**Exercise**. Each line that contains the string "this" counts once; report how many such lines appear in the data, as a number only.
⟨
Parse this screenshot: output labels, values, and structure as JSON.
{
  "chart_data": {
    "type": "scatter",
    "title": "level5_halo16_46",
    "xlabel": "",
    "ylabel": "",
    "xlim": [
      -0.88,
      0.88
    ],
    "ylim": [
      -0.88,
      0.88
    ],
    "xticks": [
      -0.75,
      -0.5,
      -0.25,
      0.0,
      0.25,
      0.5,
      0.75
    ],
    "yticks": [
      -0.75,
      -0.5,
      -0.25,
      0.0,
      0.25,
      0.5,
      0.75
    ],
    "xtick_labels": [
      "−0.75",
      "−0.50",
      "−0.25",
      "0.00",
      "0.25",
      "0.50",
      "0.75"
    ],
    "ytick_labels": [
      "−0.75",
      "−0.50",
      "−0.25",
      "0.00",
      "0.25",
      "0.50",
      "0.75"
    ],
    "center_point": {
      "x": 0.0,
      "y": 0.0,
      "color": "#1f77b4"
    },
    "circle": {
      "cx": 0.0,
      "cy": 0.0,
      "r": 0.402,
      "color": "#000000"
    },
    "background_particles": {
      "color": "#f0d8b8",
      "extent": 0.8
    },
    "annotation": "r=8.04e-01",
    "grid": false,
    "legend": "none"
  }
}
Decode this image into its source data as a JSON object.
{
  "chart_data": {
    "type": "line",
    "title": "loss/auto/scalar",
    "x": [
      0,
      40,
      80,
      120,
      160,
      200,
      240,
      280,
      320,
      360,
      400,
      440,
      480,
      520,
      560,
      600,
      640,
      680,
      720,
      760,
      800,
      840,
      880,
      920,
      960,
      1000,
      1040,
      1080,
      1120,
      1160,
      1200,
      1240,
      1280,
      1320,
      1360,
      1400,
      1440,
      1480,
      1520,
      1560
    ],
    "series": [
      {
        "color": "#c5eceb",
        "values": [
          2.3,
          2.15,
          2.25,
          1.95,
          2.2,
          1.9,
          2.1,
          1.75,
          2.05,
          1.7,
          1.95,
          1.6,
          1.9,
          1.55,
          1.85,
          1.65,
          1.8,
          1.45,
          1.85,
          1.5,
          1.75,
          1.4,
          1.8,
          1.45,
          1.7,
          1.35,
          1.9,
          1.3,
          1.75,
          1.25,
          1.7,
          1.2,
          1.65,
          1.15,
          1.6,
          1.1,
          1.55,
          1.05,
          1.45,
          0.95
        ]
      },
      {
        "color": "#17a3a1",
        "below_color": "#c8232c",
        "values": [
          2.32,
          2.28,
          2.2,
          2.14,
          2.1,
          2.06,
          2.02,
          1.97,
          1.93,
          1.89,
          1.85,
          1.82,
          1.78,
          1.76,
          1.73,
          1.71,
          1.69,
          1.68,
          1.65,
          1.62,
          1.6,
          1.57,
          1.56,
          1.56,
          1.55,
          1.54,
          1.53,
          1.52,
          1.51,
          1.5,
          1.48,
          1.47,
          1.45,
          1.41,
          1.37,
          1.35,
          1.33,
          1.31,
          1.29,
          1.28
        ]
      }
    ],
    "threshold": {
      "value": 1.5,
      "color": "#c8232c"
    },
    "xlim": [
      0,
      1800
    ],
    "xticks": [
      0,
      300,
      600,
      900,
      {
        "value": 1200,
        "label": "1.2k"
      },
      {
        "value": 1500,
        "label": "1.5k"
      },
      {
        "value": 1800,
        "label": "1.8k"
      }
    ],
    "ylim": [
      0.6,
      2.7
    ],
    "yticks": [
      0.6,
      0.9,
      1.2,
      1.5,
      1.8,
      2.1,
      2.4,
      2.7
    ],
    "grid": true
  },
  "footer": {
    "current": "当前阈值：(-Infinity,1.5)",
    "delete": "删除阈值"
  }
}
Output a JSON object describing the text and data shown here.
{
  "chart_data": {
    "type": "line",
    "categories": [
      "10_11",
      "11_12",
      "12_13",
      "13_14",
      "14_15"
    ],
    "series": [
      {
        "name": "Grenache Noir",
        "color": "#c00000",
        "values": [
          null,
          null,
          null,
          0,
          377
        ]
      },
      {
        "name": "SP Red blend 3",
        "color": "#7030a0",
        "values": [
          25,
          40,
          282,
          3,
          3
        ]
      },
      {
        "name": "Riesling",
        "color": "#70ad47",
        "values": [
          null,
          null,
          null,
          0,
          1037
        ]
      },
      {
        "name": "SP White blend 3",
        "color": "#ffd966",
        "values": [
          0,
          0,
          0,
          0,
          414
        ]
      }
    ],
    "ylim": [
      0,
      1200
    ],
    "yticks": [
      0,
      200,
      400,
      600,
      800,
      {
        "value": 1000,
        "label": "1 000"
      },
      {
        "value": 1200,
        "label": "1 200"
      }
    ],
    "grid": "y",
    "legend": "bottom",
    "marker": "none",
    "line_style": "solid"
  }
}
⟩
**Written response**. 2